_TO BE DONE_: Please return each of the following entries unchanged, line for line.

_TASK INPUTS_:
:::::

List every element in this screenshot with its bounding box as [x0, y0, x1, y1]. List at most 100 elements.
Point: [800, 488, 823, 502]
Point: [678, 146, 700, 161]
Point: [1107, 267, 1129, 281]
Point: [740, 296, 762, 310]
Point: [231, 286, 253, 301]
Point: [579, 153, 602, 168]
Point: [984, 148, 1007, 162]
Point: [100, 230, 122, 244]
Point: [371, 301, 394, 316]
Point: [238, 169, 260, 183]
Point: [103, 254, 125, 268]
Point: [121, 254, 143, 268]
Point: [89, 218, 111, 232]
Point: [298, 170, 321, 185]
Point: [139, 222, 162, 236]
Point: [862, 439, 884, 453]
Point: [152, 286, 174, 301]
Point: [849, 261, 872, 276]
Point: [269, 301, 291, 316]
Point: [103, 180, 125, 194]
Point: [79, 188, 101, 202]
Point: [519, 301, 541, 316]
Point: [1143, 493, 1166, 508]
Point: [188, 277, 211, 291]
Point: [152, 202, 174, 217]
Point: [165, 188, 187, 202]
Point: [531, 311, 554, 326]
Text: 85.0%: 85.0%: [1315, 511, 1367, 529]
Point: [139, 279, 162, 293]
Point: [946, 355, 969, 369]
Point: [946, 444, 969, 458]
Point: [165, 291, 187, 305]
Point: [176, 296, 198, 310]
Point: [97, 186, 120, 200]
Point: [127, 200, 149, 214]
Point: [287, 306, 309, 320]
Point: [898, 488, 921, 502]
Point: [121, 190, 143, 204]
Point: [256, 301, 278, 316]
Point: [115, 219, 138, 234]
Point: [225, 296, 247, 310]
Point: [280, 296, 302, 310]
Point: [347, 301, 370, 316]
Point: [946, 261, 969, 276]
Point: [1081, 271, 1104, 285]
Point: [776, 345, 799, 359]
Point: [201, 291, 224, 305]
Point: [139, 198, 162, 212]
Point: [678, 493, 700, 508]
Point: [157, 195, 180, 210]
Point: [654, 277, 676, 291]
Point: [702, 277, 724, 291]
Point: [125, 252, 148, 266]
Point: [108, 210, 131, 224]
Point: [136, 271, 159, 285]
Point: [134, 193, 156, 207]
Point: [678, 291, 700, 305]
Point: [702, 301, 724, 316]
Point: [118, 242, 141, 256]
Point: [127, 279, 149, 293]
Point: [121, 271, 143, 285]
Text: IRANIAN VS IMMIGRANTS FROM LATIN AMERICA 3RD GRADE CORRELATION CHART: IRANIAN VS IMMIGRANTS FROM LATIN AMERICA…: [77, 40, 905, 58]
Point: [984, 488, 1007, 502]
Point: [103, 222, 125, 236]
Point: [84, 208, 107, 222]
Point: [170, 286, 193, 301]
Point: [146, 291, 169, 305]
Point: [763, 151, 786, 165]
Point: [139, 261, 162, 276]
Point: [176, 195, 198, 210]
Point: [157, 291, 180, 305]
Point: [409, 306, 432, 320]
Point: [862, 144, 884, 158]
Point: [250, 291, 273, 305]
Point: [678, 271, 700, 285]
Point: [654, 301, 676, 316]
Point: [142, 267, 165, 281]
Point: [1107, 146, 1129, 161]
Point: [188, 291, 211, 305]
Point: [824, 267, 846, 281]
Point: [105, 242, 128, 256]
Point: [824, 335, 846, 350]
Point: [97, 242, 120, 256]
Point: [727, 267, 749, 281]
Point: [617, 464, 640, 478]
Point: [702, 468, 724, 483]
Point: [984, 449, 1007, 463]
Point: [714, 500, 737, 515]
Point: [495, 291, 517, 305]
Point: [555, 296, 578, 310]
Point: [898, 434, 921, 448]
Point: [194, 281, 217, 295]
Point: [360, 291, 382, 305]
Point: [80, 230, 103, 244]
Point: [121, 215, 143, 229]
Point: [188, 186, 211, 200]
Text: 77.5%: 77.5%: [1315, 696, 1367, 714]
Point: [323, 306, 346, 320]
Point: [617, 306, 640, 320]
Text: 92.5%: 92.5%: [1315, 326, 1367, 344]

:::::

_SOLUTION FOR THIS TASK_:
List every element in this screenshot with its bounding box as [x0, y0, x1, y1]. List at most 100 elements.
Point: [800, 488, 823, 502]
Point: [678, 146, 700, 161]
Point: [1107, 267, 1129, 281]
Point: [740, 296, 762, 310]
Point: [231, 286, 253, 301]
Point: [579, 153, 602, 168]
Point: [984, 148, 1007, 162]
Point: [100, 230, 122, 244]
Point: [371, 301, 394, 316]
Point: [238, 169, 260, 183]
Point: [103, 254, 125, 268]
Point: [121, 254, 143, 268]
Point: [89, 218, 111, 232]
Point: [298, 170, 321, 185]
Point: [139, 222, 162, 236]
Point: [862, 439, 884, 453]
Point: [152, 286, 174, 301]
Point: [849, 261, 872, 276]
Point: [269, 301, 291, 316]
Point: [103, 180, 125, 194]
Point: [79, 188, 101, 202]
Point: [519, 301, 541, 316]
Point: [1143, 493, 1166, 508]
Point: [188, 277, 211, 291]
Point: [152, 202, 174, 217]
Point: [165, 188, 187, 202]
Point: [531, 311, 554, 326]
Text: 85.0%: 85.0%: [1315, 511, 1367, 529]
Point: [139, 279, 162, 293]
Point: [946, 355, 969, 369]
Point: [946, 444, 969, 458]
Point: [165, 291, 187, 305]
Point: [176, 296, 198, 310]
Point: [97, 186, 120, 200]
Point: [127, 200, 149, 214]
Point: [287, 306, 309, 320]
Point: [898, 488, 921, 502]
Point: [121, 190, 143, 204]
Point: [256, 301, 278, 316]
Point: [115, 219, 138, 234]
Point: [225, 296, 247, 310]
Point: [280, 296, 302, 310]
Point: [347, 301, 370, 316]
Point: [946, 261, 969, 276]
Point: [1081, 271, 1104, 285]
Point: [776, 345, 799, 359]
Point: [201, 291, 224, 305]
Point: [139, 198, 162, 212]
Point: [678, 493, 700, 508]
Point: [157, 195, 180, 210]
Point: [654, 277, 676, 291]
Point: [702, 277, 724, 291]
Point: [125, 252, 148, 266]
Point: [108, 210, 131, 224]
Point: [136, 271, 159, 285]
Point: [134, 193, 156, 207]
Point: [678, 291, 700, 305]
Point: [702, 301, 724, 316]
Point: [118, 242, 141, 256]
Point: [127, 279, 149, 293]
Point: [121, 271, 143, 285]
Text: IRANIAN VS IMMIGRANTS FROM LATIN AMERICA 3RD GRADE CORRELATION CHART: IRANIAN VS IMMIGRANTS FROM LATIN AMERICA…: [77, 40, 905, 58]
Point: [984, 488, 1007, 502]
Point: [103, 222, 125, 236]
Point: [84, 208, 107, 222]
Point: [170, 286, 193, 301]
Point: [146, 291, 169, 305]
Point: [763, 151, 786, 165]
Point: [139, 261, 162, 276]
Point: [176, 195, 198, 210]
Point: [157, 291, 180, 305]
Point: [409, 306, 432, 320]
Point: [862, 144, 884, 158]
Point: [250, 291, 273, 305]
Point: [678, 271, 700, 285]
Point: [654, 301, 676, 316]
Point: [142, 267, 165, 281]
Point: [1107, 146, 1129, 161]
Point: [188, 291, 211, 305]
Point: [824, 267, 846, 281]
Point: [105, 242, 128, 256]
Point: [824, 335, 846, 350]
Point: [97, 242, 120, 256]
Point: [727, 267, 749, 281]
Point: [617, 464, 640, 478]
Point: [702, 468, 724, 483]
Point: [984, 449, 1007, 463]
Point: [714, 500, 737, 515]
Point: [495, 291, 517, 305]
Point: [555, 296, 578, 310]
Point: [898, 434, 921, 448]
Point: [194, 281, 217, 295]
Point: [360, 291, 382, 305]
Point: [80, 230, 103, 244]
Point: [121, 215, 143, 229]
Point: [188, 186, 211, 200]
Text: 77.5%: 77.5%: [1315, 696, 1367, 714]
Point: [323, 306, 346, 320]
Point: [617, 306, 640, 320]
Text: 92.5%: 92.5%: [1315, 326, 1367, 344]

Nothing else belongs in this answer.